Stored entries
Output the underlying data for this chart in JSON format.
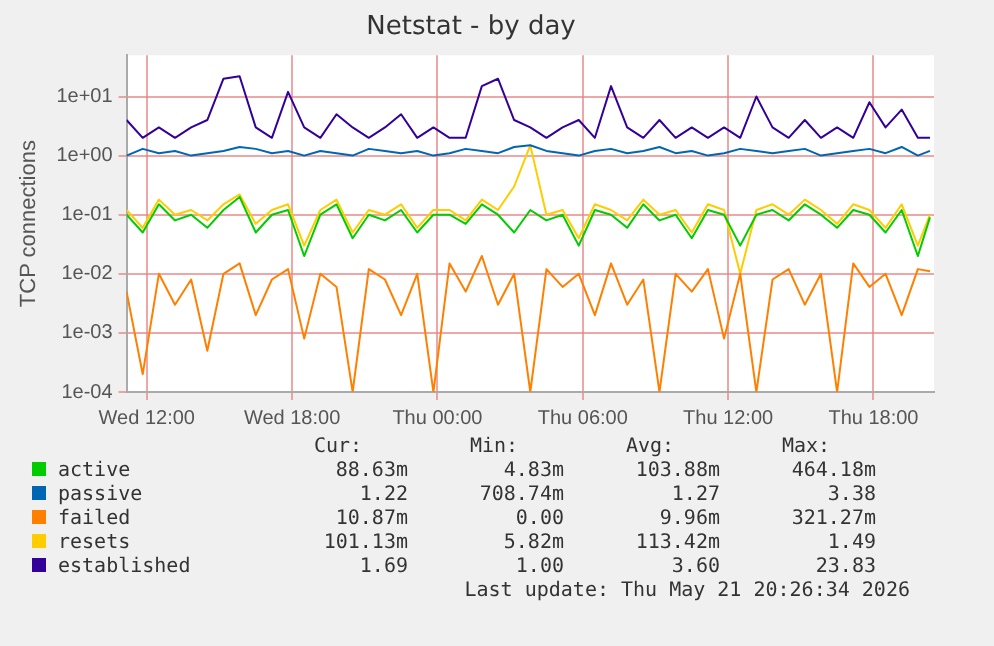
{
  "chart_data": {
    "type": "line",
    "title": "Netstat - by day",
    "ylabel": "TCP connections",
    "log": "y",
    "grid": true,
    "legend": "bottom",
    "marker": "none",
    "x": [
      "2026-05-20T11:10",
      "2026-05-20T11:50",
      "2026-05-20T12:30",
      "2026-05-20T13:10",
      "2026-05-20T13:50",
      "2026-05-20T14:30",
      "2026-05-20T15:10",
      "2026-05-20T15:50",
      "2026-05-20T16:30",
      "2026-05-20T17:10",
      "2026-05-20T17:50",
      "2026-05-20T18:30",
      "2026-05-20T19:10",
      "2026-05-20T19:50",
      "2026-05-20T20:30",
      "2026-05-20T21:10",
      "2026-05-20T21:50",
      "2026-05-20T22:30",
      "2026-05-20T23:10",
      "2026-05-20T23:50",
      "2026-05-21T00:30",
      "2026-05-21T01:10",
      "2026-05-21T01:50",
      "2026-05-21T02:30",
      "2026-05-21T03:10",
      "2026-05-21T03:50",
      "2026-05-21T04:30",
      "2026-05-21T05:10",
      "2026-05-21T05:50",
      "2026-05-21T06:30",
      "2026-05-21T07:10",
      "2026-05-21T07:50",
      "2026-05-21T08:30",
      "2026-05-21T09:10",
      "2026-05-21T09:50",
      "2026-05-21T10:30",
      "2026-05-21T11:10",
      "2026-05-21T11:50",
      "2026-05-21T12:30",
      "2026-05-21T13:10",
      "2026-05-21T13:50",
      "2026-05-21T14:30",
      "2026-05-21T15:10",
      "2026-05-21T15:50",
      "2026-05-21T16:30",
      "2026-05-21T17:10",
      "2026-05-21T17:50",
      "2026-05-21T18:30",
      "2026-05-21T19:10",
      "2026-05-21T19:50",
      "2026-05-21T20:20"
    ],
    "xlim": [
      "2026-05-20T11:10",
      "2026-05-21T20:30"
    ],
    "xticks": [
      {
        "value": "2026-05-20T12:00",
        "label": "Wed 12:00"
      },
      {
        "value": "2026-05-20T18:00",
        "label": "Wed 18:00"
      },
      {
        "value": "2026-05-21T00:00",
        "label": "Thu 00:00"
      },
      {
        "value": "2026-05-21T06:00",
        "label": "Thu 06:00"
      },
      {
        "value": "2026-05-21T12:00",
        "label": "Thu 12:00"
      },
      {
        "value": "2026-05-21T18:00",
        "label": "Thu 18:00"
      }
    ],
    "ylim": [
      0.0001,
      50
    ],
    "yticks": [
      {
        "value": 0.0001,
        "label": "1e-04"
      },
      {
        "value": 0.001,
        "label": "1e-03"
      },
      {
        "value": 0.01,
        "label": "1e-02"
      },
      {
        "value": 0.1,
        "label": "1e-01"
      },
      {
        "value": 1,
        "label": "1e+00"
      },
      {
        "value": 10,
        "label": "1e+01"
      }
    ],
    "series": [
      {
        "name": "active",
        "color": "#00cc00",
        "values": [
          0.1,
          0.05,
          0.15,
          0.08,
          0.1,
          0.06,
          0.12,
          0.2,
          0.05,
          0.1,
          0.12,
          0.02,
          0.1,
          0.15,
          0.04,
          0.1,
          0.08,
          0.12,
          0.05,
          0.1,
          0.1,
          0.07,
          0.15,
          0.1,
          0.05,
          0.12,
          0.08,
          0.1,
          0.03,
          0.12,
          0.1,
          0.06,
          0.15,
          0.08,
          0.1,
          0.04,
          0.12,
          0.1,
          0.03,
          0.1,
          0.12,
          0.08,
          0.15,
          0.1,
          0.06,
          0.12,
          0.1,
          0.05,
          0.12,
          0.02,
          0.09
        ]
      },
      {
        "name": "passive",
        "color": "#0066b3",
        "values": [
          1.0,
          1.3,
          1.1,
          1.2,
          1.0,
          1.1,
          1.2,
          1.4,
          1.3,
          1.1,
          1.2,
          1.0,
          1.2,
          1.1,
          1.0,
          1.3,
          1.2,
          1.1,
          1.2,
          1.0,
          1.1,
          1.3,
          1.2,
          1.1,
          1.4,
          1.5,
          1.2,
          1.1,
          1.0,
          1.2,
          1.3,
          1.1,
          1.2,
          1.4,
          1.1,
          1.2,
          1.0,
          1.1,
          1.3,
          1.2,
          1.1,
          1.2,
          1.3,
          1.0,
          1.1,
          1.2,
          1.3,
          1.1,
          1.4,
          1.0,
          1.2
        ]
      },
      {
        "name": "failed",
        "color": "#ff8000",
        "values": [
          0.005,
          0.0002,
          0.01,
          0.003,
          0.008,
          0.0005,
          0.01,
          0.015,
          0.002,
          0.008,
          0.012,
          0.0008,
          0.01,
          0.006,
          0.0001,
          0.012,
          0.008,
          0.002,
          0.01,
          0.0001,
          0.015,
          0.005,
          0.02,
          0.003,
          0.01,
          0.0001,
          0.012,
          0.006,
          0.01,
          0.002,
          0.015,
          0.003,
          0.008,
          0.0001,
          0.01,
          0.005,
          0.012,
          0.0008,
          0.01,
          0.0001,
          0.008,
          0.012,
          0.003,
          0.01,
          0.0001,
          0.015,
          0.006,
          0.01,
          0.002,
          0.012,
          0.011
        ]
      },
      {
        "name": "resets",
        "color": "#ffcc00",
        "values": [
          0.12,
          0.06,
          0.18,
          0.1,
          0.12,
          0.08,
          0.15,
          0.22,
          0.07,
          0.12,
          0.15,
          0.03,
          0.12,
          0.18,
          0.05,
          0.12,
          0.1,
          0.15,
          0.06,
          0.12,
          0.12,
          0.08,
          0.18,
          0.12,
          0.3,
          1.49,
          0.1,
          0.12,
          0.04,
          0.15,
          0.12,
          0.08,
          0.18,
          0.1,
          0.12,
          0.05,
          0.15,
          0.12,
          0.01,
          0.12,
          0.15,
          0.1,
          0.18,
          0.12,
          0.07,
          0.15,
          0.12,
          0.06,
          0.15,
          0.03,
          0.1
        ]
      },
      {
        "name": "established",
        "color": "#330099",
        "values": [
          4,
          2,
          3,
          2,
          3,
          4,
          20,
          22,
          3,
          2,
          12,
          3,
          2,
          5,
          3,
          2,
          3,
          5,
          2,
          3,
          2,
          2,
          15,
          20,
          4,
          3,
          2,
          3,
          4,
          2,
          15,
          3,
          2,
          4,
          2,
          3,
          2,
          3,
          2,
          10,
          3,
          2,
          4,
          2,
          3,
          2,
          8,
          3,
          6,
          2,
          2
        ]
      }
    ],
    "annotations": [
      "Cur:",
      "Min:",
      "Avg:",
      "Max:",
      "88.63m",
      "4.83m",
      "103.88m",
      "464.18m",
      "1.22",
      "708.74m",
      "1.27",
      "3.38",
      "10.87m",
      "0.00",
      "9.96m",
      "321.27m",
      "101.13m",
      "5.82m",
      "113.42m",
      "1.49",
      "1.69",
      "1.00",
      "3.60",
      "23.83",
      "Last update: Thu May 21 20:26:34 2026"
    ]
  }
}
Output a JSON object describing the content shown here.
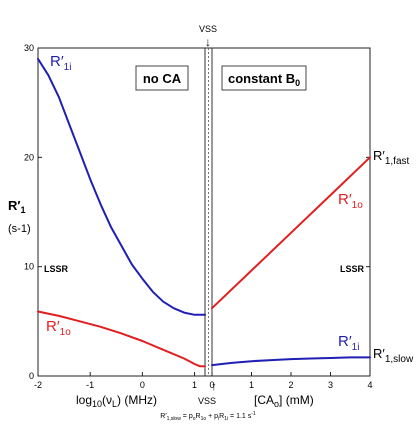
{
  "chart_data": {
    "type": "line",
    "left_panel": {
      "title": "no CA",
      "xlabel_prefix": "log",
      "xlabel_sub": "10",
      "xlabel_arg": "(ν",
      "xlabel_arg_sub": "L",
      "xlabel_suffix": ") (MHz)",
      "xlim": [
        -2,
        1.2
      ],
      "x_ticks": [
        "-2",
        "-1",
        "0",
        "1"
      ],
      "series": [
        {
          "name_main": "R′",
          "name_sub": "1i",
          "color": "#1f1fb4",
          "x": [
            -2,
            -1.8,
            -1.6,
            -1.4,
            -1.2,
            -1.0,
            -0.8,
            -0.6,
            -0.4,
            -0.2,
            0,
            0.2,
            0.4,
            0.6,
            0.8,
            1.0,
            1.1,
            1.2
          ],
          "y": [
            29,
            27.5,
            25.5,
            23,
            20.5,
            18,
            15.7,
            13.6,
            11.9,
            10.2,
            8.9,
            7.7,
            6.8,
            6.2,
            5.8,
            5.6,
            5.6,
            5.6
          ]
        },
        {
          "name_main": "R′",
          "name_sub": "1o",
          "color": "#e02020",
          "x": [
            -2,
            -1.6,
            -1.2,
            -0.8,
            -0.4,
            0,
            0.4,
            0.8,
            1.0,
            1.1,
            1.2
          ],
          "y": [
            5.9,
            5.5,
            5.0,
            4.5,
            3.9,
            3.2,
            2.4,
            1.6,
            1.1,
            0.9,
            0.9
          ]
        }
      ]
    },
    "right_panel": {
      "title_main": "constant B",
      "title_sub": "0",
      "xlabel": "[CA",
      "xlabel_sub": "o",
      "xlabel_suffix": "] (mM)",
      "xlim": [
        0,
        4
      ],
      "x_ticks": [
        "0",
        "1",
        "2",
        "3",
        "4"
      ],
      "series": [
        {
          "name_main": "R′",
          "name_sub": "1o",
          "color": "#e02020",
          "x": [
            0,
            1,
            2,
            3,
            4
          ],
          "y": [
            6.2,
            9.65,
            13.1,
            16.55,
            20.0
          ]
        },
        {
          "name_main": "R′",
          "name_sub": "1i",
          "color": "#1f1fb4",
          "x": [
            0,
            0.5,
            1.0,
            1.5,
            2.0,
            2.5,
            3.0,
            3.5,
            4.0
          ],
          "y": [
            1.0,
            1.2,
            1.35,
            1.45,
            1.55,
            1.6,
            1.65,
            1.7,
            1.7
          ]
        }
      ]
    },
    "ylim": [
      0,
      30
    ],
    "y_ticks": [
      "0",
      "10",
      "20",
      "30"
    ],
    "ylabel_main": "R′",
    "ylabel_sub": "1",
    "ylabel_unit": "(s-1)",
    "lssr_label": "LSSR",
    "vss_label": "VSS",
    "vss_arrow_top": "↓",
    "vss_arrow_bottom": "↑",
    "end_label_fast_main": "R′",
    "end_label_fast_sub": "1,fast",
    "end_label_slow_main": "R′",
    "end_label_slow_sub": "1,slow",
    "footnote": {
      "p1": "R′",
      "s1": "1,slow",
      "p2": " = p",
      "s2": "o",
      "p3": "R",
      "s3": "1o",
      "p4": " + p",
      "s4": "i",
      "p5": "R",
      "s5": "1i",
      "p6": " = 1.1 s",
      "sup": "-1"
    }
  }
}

§ **PROBLEM**: Across the material above, count every line holding "color" and write down only the number.

§ **TASK SOLUTION**: 9